• RECORD EXCERPTS:
====================
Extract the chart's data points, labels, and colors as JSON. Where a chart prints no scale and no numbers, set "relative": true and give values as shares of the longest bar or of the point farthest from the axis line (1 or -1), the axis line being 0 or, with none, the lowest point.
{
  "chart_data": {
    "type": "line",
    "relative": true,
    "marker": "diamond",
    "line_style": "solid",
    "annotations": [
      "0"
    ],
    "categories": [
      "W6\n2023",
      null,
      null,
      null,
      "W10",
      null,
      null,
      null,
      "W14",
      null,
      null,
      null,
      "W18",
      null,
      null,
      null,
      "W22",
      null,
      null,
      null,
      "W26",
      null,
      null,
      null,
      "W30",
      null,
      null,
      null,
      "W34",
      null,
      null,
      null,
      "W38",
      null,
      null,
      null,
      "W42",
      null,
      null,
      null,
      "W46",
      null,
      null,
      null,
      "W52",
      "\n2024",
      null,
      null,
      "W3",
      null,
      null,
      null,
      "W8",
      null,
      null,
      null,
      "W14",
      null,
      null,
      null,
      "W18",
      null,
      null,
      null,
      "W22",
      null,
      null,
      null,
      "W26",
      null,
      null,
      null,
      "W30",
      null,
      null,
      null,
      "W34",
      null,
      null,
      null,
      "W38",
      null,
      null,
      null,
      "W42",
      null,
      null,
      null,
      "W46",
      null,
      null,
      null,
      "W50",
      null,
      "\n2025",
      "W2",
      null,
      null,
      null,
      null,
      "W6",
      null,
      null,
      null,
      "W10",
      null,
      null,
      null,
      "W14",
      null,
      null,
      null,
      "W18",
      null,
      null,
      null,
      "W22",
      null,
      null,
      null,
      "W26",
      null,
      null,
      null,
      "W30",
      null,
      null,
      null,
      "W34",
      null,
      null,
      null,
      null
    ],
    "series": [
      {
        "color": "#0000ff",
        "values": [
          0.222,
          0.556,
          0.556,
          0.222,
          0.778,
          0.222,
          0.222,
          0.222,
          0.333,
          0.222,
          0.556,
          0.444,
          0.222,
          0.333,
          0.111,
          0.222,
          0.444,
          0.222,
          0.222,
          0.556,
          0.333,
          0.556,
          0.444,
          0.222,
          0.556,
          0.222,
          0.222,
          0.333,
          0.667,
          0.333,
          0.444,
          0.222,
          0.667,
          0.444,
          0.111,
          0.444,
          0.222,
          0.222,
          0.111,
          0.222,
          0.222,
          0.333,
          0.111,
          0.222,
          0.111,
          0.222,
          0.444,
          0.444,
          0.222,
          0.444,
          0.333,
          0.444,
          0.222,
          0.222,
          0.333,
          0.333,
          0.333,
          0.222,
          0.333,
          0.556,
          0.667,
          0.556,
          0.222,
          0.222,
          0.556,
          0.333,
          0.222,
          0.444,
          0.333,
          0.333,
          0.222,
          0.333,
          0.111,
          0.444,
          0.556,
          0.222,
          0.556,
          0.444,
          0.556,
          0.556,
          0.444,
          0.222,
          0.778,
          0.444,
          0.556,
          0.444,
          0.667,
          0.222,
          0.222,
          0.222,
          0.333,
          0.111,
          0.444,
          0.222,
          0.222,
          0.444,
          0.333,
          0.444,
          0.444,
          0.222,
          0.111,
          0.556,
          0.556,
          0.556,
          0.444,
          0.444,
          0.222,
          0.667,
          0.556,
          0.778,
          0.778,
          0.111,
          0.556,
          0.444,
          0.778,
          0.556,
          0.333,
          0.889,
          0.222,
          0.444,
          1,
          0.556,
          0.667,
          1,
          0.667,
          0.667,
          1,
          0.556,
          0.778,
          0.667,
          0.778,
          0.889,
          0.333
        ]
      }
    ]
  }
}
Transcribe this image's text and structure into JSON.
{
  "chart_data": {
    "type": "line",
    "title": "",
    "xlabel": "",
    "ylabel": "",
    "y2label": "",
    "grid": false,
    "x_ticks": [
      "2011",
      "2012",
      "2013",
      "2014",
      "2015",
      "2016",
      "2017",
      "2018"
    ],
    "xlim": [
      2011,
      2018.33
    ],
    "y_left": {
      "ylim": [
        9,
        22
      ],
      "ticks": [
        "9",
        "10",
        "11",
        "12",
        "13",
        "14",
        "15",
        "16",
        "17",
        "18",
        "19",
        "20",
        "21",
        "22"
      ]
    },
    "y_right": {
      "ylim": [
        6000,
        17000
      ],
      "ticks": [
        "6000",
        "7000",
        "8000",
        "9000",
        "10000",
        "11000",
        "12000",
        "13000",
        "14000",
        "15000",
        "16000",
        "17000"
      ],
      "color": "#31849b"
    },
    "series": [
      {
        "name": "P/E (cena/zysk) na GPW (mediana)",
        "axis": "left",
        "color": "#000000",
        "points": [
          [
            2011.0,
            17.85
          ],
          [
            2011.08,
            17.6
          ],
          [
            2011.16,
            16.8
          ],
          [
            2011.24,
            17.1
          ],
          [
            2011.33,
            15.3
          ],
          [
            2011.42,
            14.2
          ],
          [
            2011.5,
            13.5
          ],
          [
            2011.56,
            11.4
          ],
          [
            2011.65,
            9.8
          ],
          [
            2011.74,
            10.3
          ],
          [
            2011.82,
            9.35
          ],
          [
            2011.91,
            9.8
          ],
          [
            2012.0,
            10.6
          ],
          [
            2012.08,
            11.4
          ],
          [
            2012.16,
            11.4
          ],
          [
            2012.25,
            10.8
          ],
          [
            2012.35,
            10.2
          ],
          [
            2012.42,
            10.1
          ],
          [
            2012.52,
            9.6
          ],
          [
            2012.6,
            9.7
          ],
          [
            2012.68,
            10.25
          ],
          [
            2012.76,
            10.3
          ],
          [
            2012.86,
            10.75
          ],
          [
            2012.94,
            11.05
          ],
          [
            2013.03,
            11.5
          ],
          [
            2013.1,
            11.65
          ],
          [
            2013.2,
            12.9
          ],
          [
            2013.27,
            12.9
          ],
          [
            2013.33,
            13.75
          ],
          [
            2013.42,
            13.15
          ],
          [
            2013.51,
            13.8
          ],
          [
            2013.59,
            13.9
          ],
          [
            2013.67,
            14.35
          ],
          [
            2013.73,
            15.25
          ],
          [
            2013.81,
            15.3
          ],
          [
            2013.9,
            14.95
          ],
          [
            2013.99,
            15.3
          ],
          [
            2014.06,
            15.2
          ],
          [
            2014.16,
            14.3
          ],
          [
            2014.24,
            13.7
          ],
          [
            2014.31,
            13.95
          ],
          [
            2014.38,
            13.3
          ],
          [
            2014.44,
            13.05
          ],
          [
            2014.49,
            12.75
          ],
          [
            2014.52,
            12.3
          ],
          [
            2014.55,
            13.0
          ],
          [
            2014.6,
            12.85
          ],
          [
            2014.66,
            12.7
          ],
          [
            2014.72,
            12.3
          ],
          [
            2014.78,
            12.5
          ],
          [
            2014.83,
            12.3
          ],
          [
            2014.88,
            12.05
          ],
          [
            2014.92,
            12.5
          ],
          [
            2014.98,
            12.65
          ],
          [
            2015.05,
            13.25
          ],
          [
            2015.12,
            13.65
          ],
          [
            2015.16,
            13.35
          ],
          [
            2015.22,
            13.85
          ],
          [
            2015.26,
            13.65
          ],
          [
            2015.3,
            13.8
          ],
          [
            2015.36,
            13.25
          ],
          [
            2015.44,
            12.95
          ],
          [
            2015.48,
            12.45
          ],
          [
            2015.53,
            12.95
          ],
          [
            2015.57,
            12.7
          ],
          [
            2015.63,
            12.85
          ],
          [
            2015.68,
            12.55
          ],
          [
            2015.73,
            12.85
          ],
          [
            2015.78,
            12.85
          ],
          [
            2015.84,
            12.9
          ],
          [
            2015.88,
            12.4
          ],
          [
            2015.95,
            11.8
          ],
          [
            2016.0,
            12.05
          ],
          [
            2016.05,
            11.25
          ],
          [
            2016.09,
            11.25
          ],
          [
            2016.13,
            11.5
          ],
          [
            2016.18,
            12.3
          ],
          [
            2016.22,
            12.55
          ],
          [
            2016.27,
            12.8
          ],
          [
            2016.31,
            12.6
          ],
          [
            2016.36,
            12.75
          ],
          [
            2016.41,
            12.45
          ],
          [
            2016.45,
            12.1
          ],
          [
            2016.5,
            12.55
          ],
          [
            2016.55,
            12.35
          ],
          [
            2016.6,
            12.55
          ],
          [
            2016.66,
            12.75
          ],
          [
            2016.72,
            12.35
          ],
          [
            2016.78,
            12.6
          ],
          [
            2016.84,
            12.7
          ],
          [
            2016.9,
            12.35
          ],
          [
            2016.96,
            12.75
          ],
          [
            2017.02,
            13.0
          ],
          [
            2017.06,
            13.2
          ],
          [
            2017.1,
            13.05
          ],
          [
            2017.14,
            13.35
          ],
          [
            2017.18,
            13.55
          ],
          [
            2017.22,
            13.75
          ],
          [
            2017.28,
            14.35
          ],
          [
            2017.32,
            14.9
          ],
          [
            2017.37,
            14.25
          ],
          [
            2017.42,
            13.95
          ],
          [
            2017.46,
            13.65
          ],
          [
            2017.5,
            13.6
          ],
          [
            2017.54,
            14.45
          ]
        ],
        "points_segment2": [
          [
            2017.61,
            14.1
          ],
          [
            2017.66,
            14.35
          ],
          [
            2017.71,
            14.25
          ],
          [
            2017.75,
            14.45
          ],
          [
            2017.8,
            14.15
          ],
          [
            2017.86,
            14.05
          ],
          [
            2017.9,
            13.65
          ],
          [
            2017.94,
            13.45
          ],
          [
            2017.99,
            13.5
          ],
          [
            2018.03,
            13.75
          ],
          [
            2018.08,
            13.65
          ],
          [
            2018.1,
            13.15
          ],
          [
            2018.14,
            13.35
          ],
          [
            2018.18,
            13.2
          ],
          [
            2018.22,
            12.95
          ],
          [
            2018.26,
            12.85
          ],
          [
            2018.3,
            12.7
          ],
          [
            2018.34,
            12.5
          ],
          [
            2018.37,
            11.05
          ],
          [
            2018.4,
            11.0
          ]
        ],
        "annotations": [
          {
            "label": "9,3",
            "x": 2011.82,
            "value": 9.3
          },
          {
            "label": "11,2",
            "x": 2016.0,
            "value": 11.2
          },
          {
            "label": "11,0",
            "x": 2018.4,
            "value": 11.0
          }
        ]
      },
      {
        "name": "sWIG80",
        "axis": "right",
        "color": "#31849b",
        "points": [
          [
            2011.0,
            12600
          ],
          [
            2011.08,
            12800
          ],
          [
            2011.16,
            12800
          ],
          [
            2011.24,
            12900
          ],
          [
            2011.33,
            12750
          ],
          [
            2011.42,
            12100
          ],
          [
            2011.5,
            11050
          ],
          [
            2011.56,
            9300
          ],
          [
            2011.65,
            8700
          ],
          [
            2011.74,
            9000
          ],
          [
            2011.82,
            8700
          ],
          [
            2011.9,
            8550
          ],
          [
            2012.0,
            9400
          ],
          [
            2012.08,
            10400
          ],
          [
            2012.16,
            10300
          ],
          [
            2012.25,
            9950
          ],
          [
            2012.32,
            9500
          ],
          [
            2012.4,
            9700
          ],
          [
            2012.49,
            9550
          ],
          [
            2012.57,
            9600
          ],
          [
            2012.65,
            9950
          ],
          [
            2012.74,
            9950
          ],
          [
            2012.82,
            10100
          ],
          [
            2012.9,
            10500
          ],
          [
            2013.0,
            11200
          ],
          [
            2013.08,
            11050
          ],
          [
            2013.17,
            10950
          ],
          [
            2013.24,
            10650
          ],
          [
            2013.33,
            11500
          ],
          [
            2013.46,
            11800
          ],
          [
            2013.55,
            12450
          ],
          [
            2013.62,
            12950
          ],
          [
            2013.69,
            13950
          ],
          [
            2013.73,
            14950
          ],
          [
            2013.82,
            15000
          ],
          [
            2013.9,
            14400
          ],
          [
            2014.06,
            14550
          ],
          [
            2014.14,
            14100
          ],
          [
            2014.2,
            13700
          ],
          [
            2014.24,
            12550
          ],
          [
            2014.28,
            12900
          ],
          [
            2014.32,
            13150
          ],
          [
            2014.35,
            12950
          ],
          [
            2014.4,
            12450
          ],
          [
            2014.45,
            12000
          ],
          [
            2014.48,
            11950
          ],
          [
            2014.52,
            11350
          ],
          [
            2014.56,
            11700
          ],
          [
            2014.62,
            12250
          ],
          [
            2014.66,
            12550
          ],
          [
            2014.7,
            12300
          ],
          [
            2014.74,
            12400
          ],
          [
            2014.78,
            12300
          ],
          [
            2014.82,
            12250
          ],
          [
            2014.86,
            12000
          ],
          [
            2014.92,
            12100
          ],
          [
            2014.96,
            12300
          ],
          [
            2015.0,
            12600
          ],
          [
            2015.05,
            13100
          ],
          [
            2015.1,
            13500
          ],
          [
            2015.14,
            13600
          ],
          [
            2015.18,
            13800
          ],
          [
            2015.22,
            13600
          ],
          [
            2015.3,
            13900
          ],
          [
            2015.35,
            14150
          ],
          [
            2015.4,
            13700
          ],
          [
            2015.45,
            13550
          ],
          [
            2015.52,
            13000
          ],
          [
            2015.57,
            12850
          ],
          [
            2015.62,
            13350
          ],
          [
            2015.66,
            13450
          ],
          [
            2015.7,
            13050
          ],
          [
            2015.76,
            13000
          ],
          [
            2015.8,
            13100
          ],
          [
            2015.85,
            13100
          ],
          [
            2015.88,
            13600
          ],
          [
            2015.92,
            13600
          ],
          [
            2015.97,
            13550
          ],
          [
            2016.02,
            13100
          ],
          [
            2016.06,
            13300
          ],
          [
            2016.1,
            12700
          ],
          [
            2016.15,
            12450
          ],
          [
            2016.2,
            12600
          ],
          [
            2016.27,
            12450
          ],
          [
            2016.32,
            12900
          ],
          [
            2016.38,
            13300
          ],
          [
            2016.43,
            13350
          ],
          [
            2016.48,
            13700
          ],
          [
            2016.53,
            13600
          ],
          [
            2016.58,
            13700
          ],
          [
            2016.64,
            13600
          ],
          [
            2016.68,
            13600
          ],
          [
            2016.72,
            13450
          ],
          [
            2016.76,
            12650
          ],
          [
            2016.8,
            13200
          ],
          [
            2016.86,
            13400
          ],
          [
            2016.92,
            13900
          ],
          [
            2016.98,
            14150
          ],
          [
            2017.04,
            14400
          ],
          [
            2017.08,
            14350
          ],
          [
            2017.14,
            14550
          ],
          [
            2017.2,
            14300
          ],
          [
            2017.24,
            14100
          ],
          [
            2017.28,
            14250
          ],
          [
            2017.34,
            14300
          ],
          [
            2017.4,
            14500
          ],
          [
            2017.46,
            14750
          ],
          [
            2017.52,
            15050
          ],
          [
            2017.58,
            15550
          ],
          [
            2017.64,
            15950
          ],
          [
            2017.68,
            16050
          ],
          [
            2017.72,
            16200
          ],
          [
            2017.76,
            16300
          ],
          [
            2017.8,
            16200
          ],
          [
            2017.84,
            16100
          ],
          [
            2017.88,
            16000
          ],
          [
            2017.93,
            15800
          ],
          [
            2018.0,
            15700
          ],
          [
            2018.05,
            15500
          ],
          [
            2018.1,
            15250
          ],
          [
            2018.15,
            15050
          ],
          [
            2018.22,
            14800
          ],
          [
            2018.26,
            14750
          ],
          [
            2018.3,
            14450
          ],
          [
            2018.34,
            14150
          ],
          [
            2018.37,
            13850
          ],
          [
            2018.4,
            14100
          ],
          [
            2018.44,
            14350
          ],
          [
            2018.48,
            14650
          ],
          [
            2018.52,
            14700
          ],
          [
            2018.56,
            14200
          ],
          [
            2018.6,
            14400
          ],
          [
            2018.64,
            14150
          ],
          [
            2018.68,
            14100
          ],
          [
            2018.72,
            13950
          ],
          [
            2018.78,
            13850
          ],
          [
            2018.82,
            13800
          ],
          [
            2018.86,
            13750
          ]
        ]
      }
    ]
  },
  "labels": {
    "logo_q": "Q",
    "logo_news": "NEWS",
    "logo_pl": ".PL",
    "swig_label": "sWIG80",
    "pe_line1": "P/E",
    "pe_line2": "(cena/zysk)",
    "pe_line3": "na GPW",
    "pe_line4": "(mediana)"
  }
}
====================
• YOUR GOAL: Pick out every line above that holds the word "JSON" and copy it.

• FINISHED TASK:
Extract the chart's data points, labels, and colors as JSON. Where a chart prints no scale and no numbers, set "relative": true and give values as shares of the longest bar or of the point farthest from the axis line (1 or -1), the axis line being 0 or, with none, the lowest point.
Transcribe this image's text and structure into JSON.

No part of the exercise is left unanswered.